The task
Leave out the pictures and copy each record below exactly.

Stored records
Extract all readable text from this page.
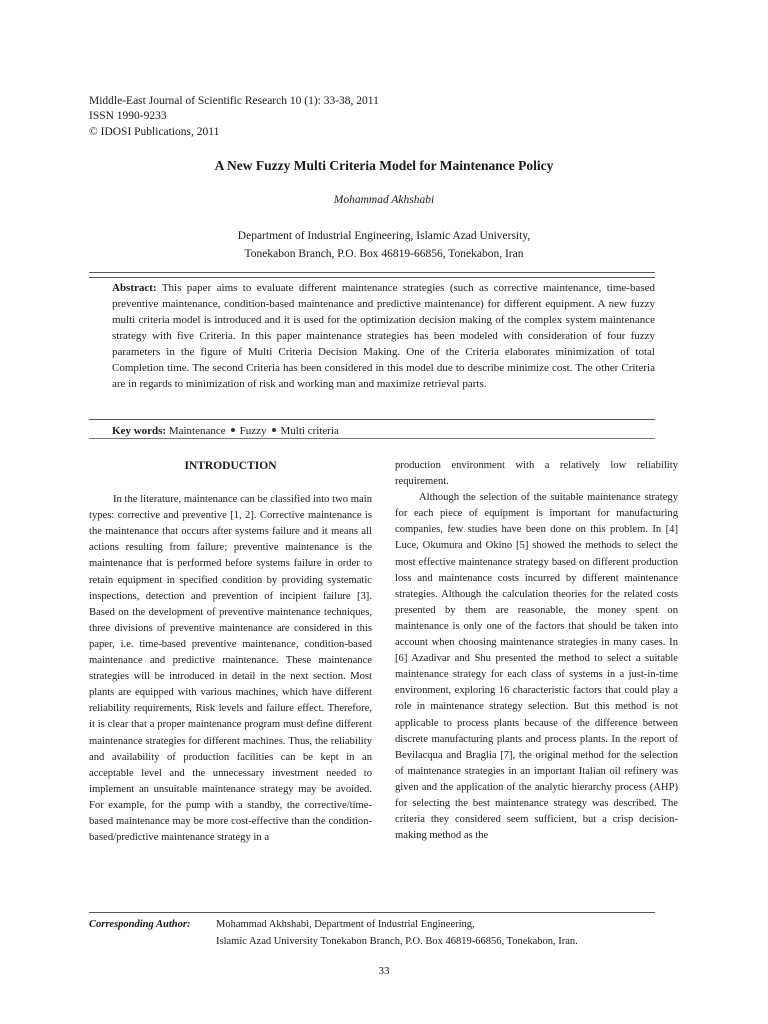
Middle-East Journal of Scientific Research 10 (1): 33-38, 2011
ISSN 1990-9233
© IDOSI Publications, 2011
A New Fuzzy Multi Criteria Model for Maintenance Policy
Mohammad Akhshabi
Department of Industrial Engineering, Islamic Azad University,
Tonekabon Branch, P.O. Box 46819-66856, Tonekabon, Iran
Abstract: This paper aims to evaluate different maintenance strategies (such as corrective maintenance, time-based preventive maintenance, condition-based maintenance and predictive maintenance) for different equipment. A new fuzzy multi criteria model is introduced and it is used for the optimization decision making of the complex system maintenance strategy with five Criteria. In this paper maintenance strategies has been modeled with consideration of four fuzzy parameters in the figure of Multi Criteria Decision Making. One of the Criteria elaborates minimization of total Completion time. The second Criteria has been considered in this model due to describe minimize cost. The other Criteria are in regards to minimization of risk and working man and maximize retrieval parts.
Key words: Maintenance Fuzzy Multi criteria
INTRODUCTION

In the literature, maintenance can be classified into two main types: corrective and preventive [1, 2]. Corrective maintenance is the maintenance that occurs after systems failure and it means all actions resulting from failure; preventive maintenance is the maintenance that is performed before systems failure in order to retain equipment in specified condition by providing systematic inspections, detection and prevention of incipient failure [3]. Based on the development of preventive maintenance techniques, three divisions of preventive maintenance are considered in this paper, i.e. time-based preventive maintenance, condition-based maintenance and predictive maintenance. These maintenance strategies will be introduced in detail in the next section. Most plants are equipped with various machines, which have different reliability requirements, Risk levels and failure effect. Therefore, it is clear that a proper maintenance program must define different maintenance strategies for different machines. Thus, the reliability and availability of production facilities can be kept in an acceptable level and the unnecessary investment needed to implement an unsuitable maintenance strategy may be avoided. For example, for the pump with a standby, the corrective/time-based maintenance may be more cost-effective than the condition-based/predictive maintenance strategy in a

production environment with a relatively low reliability requirement.

Although the selection of the suitable maintenance strategy for each piece of equipment is important for manufacturing companies, few studies have been done on this problem. In [4] Luce, Okumura and Okino [5] showed the methods to select the most effective maintenance strategy based on different production loss and maintenance costs incurred by different maintenance strategies. Although the calculation theories for the related costs presented by them are reasonable, the money spent on maintenance is only one of the factors that should be taken into account when choosing maintenance strategies in many cases. In [6] Azadivar and Shu presented the method to select a suitable maintenance strategy for each class of systems in a just-in-time environment, exploring 16 characteristic factors that could play a role in maintenance strategy selection. But this method is not applicable to process plants because of the difference between discrete manufacturing plants and process plants. In the report of Bevilacqua and Braglia [7], the original method for the selection of maintenance strategies in an important Italian oil refinery was given and the application of the analytic hierarchy process (AHP) for selecting the best maintenance strategy was described. The criteria they considered seem sufficient, but a crisp decision-making method as the

Corresponding Author: Mohammad Akhshabi, Department of Industrial Engineering,
Islamic Azad University Tonekabon Branch, P.O. Box 46819-66856, Tonekabon, Iran.
33
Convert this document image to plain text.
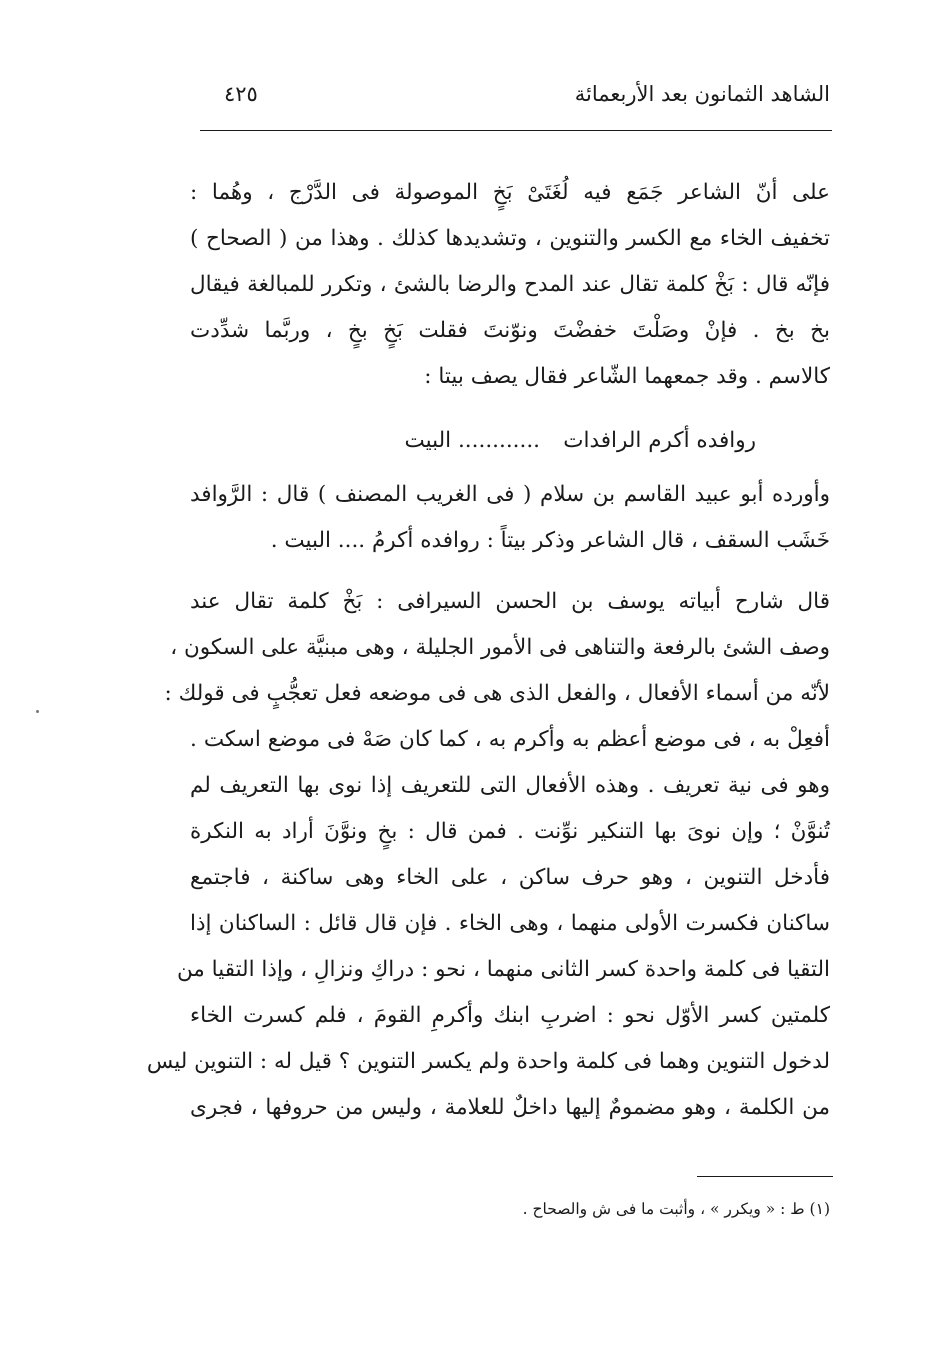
الشاهد الثمانون بعد الأربعمائة
٤٢٥
على أنّ الشاعر جَمَع فيه لُغَتَىْ بَخٍ الموصولة فى الدَّرْج ، وهُما :
تخفيف الخاء مع الكسر والتنوين ، وتشديدها كذلك . وهذا من ( الصحاح )
فإنّه قال : بَخْ كلمة تقال عند المدح والرضا بالشئ ، وتكرر للمبالغة فيقال
بخ بخ . فإنْ وصَلْتَ خفضْتَ ونوّنتَ فقلت بَخٍ بخٍ ، وربَّما شدِّدت
كالاسم . وقد جمعهما الشّاعر فقال يصف بيتا :
روافده أكرم الرافدات
............ البيت
وأورده أبو عبيد القاسم بن سلام ( فى الغريب المصنف ) قال : الرَّوافد
خَشَب السقف ، قال الشاعر وذكر بيتاً : روافده أكرمُ .... البيت .
قال شارح أبياته يوسف بن الحسن السيرافى : بَخْ كلمة تقال عند
وصف الشئ بالرفعة والتناهى فى الأمور الجليلة ، وهى مبنيَّة على السكون ،
لأنّه من أسماء الأفعال ، والفعل الذى هى فى موضعه فعل تعجُّبٍ فى قولك :
أفعِلْ به ، فى موضع أعظم به وأكرم به ، كما كان صَهْ فى موضع اسكت .
وهو فى نية تعريف . وهذه الأفعال التى للتعريف إذا نوى بها التعريف لم
تُنوَّنْ ؛ وإن نوىَ بها التنكير نوِّنت . فمن قال : بخٍ ونوَّنَ أراد به النكرة
فأدخل التنوين ، وهو حرف ساكن ، على الخاء وهى ساكنة ، فاجتمع
ساكنان فكسرت الأولى منهما ، وهى الخاء . فإن قال قائل : الساكنان إذا
التقيا فى كلمة واحدة كسر الثانى منهما ، نحو : دراكِ ونزالِ ، وإذا التقيا من
كلمتين كسر الأوّل نحو : اضربِ ابنك وأكرمِ القومَ ، فلم كسرت الخاء
لدخول التنوين وهما فى كلمة واحدة ولم يكسر التنوين ؟ قيل له : التنوين ليس
من الكلمة ، وهو مضمومٌ إليها داخلٌ للعلامة ، وليس من حروفها ، فجرى
(١) ط : « ويكرر » ، وأثبت ما فى ش والصحاح .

Expected answer
Extract all readable text from this page.
Middle-East Journal of Scientific Research 10 (1): 33-38, 2011
ISSN 1990-9233
© IDOSI Publications, 2011
A New Fuzzy Multi Criteria Model for Maintenance Policy
Mohammad Akhshabi
Department of Industrial Engineering, Islamic Azad University,
Tonekabon Branch, P.O. Box 46819-66856, Tonekabon, Iran
Abstract: This paper aims to evaluate different maintenance strategies (such as corrective maintenance, time-based preventive maintenance, condition-based maintenance and predictive maintenance) for different equipment. A new fuzzy multi criteria model is introduced and it is used for the optimization decision making of the complex system maintenance strategy with five Criteria. In this paper maintenance strategies has been modeled with consideration of four fuzzy parameters in the figure of Multi Criteria Decision Making. One of the Criteria elaborates minimization of total Completion time. The second Criteria has been considered in this model due to describe minimize cost. The other Criteria are in regards to minimization of risk and working man and maximize retrieval parts.
Key words: Maintenance Fuzzy Multi criteria
INTRODUCTION

In the literature, maintenance can be classified into two main types: corrective and preventive [1, 2]. Corrective maintenance is the maintenance that occurs after systems failure and it means all actions resulting from failure; preventive maintenance is the maintenance that is performed before systems failure in order to retain equipment in specified condition by providing systematic inspections, detection and prevention of incipient failure [3]. Based on the development of preventive maintenance techniques, three divisions of preventive maintenance are considered in this paper, i.e. time-based preventive maintenance, condition-based maintenance and predictive maintenance. These maintenance strategies will be introduced in detail in the next section. Most plants are equipped with various machines, which have different reliability requirements, Risk levels and failure effect. Therefore, it is clear that a proper maintenance program must define different maintenance strategies for different machines. Thus, the reliability and availability of production facilities can be kept in an acceptable level and the unnecessary investment needed to implement an unsuitable maintenance strategy may be avoided. For example, for the pump with a standby, the corrective/time-based maintenance may be more cost-effective than the condition-based/predictive maintenance strategy in a

production environment with a relatively low reliability requirement.

Although the selection of the suitable maintenance strategy for each piece of equipment is important for manufacturing companies, few studies have been done on this problem. In [4] Luce, Okumura and Okino [5] showed the methods to select the most effective maintenance strategy based on different production loss and maintenance costs incurred by different maintenance strategies. Although the calculation theories for the related costs presented by them are reasonable, the money spent on maintenance is only one of the factors that should be taken into account when choosing maintenance strategies in many cases. In [6] Azadivar and Shu presented the method to select a suitable maintenance strategy for each class of systems in a just-in-time environment, exploring 16 characteristic factors that could play a role in maintenance strategy selection. But this method is not applicable to process plants because of the difference between discrete manufacturing plants and process plants. In the report of Bevilacqua and Braglia [7], the original method for the selection of maintenance strategies in an important Italian oil refinery was given and the application of the analytic hierarchy process (AHP) for selecting the best maintenance strategy was described. The criteria they considered seem sufficient, but a crisp decision-making method as the

Corresponding Author: Mohammad Akhshabi, Department of Industrial Engineering,
Islamic Azad University Tonekabon Branch, P.O. Box 46819-66856, Tonekabon, Iran.
33
Convert this document image to plain text.
الشاهد الثمانون بعد الأربعمائة
٤٢٥
على أنّ الشاعر جَمَع فيه لُغَتَىْ بَخٍ الموصولة فى الدَّرْج ، وهُما :
تخفيف الخاء مع الكسر والتنوين ، وتشديدها كذلك . وهذا من ( الصحاح )
فإنّه قال : بَخْ كلمة تقال عند المدح والرضا بالشئ ، وتكرر للمبالغة فيقال
بخ بخ . فإنْ وصَلْتَ خفضْتَ ونوّنتَ فقلت بَخٍ بخٍ ، وربَّما شدِّدت
كالاسم . وقد جمعهما الشّاعر فقال يصف بيتا :
روافده أكرم الرافدات
............ البيت
وأورده أبو عبيد القاسم بن سلام ( فى الغريب المصنف ) قال : الرَّوافد
خَشَب السقف ، قال الشاعر وذكر بيتاً : روافده أكرمُ .... البيت .
قال شارح أبياته يوسف بن الحسن السيرافى : بَخْ كلمة تقال عند
وصف الشئ بالرفعة والتناهى فى الأمور الجليلة ، وهى مبنيَّة على السكون ،
لأنّه من أسماء الأفعال ، والفعل الذى هى فى موضعه فعل تعجُّبٍ فى قولك :
أفعِلْ به ، فى موضع أعظم به وأكرم به ، كما كان صَهْ فى موضع اسكت .
وهو فى نية تعريف . وهذه الأفعال التى للتعريف إذا نوى بها التعريف لم
تُنوَّنْ ؛ وإن نوىَ بها التنكير نوِّنت . فمن قال : بخٍ ونوَّنَ أراد به النكرة
فأدخل التنوين ، وهو حرف ساكن ، على الخاء وهى ساكنة ، فاجتمع
ساكنان فكسرت الأولى منهما ، وهى الخاء . فإن قال قائل : الساكنان إذا
التقيا فى كلمة واحدة كسر الثانى منهما ، نحو : دراكِ ونزالِ ، وإذا التقيا من
كلمتين كسر الأوّل نحو : اضربِ ابنك وأكرمِ القومَ ، فلم كسرت الخاء
لدخول التنوين وهما فى كلمة واحدة ولم يكسر التنوين ؟ قيل له : التنوين ليس
من الكلمة ، وهو مضمومٌ إليها داخلٌ للعلامة ، وليس من حروفها ، فجرى
(١) ط : « ويكرر » ، وأثبت ما فى ش والصحاح .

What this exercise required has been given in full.